→ Task statement
Count every line in the data below where "dumpling" occurs, then state that number and nothing more.

→ Stored dataset items
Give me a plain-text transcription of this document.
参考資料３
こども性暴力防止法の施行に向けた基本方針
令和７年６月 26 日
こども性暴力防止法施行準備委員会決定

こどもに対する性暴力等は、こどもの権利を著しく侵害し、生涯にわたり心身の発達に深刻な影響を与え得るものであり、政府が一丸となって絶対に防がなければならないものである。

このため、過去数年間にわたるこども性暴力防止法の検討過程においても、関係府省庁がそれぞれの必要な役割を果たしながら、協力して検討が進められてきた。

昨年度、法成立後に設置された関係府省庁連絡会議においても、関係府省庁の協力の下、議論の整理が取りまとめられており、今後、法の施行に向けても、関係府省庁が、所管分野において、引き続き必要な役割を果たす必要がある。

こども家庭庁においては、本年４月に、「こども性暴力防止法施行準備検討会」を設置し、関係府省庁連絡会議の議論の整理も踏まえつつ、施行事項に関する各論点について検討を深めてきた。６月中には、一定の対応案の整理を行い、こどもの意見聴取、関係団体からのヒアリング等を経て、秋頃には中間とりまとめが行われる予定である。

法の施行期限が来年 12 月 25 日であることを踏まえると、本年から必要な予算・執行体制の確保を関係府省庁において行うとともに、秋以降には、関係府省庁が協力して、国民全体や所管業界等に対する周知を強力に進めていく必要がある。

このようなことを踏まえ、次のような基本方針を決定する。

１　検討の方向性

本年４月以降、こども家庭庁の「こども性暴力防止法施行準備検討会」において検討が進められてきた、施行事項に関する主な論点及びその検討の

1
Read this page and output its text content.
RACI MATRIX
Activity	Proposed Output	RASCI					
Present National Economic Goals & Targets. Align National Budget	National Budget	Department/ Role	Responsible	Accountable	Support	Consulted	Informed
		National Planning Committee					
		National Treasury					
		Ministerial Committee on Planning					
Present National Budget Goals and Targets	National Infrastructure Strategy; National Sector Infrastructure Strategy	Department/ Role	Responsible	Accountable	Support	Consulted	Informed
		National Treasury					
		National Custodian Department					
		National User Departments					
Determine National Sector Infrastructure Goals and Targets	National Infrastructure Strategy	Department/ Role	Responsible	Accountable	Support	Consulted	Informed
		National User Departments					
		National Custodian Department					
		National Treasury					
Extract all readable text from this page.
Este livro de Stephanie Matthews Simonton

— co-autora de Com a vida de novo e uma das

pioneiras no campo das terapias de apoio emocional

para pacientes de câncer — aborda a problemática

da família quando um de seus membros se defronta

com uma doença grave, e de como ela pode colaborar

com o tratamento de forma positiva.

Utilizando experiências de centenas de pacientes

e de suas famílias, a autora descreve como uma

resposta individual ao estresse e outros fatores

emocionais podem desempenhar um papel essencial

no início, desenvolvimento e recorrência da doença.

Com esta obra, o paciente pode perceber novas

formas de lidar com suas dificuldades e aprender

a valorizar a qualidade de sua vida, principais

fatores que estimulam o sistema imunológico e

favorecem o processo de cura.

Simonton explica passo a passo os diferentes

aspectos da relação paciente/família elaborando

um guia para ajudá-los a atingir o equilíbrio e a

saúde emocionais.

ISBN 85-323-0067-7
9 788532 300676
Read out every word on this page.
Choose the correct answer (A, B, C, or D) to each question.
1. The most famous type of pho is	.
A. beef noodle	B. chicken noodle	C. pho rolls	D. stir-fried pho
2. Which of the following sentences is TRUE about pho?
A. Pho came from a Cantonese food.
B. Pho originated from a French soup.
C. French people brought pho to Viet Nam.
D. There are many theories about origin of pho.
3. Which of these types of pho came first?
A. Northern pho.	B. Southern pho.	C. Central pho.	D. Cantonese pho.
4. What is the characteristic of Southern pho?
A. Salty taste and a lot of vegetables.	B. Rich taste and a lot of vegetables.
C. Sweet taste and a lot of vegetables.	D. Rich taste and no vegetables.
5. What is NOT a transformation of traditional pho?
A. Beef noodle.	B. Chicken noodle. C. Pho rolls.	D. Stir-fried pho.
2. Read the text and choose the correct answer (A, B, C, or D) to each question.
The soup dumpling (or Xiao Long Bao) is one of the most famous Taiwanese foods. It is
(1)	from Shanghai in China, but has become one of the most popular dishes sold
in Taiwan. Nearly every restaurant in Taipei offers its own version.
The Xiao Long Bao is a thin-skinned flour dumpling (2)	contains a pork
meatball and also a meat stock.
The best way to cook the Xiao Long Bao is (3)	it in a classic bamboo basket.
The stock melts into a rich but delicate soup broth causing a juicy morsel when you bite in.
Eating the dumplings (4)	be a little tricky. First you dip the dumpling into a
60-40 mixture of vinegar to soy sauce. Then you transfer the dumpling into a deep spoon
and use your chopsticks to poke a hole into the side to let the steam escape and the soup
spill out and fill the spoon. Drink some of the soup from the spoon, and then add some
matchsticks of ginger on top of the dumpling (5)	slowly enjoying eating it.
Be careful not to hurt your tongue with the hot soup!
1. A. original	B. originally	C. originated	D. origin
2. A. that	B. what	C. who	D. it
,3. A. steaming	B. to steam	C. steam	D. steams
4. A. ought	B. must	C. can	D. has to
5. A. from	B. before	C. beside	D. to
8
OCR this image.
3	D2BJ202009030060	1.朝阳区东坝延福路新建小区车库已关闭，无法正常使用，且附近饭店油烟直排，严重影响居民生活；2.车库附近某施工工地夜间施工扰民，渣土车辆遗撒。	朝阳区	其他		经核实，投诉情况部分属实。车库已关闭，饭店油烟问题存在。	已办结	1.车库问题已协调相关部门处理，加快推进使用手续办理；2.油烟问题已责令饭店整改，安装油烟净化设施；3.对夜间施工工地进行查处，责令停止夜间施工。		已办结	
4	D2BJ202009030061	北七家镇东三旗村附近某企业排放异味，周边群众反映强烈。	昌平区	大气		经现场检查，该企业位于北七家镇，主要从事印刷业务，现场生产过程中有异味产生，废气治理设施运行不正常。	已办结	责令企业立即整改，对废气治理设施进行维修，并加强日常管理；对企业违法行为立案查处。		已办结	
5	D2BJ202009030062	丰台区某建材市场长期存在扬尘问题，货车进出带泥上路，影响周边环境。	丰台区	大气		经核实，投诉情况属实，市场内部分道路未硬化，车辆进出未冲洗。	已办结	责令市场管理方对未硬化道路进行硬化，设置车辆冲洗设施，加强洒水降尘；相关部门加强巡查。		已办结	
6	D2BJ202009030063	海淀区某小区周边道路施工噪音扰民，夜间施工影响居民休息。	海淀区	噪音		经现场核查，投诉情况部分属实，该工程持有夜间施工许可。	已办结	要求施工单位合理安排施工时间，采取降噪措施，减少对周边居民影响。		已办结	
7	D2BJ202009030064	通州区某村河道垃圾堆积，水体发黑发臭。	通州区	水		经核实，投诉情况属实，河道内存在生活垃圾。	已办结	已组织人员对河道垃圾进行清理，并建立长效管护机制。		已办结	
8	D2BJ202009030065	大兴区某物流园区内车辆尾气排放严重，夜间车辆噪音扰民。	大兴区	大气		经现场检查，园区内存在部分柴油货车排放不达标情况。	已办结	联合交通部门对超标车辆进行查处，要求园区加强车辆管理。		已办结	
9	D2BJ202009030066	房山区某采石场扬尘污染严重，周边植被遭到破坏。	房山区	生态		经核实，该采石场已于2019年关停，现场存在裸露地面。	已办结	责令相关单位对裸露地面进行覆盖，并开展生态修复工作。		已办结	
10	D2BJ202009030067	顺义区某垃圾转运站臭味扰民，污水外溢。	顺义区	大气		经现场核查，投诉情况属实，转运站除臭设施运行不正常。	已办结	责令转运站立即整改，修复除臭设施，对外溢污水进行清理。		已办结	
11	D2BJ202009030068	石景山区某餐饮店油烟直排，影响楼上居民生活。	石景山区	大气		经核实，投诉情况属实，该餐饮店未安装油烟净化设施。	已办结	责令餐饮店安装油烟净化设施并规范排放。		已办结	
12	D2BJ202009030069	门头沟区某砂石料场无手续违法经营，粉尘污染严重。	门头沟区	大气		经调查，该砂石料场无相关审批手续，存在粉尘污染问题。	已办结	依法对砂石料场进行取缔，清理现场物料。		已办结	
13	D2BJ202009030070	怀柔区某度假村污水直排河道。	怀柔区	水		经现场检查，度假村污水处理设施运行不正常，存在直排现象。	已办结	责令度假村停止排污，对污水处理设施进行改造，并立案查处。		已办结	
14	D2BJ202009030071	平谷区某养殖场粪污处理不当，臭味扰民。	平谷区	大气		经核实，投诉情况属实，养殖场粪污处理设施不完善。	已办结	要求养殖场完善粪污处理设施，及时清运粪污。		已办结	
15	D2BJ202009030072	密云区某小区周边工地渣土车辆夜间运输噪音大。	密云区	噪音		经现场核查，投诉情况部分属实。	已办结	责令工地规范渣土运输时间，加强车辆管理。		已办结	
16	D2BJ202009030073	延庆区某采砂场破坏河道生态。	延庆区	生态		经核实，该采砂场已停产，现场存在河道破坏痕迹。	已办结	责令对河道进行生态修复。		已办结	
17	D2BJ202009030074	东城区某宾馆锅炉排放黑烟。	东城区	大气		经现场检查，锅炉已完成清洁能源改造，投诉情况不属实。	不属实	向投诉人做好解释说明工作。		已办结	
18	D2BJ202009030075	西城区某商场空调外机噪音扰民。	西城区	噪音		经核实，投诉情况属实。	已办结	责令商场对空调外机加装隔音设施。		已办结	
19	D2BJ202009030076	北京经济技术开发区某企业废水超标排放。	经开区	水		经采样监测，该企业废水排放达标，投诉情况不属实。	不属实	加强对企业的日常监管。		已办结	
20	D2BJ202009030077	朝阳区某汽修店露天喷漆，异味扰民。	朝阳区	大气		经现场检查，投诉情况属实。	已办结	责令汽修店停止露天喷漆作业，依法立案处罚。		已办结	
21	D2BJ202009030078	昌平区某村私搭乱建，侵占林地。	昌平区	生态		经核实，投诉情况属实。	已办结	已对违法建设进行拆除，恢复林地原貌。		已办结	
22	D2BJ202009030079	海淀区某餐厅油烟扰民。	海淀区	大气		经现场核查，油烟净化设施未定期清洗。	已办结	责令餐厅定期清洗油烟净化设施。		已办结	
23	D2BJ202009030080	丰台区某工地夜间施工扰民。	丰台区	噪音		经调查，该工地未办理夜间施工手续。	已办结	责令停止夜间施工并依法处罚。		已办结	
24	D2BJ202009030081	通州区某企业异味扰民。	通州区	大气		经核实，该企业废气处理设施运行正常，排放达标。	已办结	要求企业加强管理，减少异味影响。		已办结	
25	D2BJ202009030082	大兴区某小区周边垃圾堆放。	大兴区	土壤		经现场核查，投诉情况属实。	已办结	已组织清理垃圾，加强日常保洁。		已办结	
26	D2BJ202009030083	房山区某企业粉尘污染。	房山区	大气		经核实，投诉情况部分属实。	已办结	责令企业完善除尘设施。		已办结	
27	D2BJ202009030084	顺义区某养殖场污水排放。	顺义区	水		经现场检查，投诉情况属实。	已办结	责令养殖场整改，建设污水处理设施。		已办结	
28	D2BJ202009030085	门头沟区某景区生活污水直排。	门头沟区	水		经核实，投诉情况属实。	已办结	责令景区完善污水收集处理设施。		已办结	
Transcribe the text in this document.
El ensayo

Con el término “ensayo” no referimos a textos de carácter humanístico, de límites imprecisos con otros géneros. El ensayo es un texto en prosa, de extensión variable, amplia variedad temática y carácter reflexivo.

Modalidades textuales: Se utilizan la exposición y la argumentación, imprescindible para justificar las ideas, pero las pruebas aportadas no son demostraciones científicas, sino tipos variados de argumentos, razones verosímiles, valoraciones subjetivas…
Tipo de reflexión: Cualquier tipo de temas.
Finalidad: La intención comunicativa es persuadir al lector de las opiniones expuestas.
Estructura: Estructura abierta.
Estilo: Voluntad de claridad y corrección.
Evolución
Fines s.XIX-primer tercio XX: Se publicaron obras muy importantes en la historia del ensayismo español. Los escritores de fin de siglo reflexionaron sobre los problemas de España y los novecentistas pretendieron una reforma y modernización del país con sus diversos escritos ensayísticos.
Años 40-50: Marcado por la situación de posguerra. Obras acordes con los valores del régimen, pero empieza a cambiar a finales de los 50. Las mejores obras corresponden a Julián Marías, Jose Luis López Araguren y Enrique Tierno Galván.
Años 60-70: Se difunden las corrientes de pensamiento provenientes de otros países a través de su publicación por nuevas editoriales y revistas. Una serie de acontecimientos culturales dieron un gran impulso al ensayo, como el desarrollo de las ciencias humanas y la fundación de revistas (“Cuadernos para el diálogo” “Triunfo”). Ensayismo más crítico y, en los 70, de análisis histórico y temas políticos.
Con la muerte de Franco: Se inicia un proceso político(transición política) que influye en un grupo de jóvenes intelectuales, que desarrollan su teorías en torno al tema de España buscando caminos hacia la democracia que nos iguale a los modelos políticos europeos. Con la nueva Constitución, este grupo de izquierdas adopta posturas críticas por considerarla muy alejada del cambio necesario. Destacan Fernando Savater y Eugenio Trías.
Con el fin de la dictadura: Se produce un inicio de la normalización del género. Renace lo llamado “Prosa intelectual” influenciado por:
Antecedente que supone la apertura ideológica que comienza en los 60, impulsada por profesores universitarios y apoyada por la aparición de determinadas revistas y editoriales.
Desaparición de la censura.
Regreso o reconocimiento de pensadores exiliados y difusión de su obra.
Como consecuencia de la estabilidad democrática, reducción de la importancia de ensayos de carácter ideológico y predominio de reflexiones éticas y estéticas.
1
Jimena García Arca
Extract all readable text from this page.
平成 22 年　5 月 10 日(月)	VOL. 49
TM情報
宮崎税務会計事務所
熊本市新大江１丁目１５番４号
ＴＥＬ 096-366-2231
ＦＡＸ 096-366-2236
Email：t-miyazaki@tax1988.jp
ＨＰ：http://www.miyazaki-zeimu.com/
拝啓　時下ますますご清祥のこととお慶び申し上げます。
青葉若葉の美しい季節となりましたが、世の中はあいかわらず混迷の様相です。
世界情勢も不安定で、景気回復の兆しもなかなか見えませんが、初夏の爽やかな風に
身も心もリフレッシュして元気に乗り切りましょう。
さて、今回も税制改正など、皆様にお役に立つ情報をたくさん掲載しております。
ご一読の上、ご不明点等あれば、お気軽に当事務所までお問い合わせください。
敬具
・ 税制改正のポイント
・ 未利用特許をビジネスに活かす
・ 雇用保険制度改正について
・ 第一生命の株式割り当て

→ Result of this exercise
5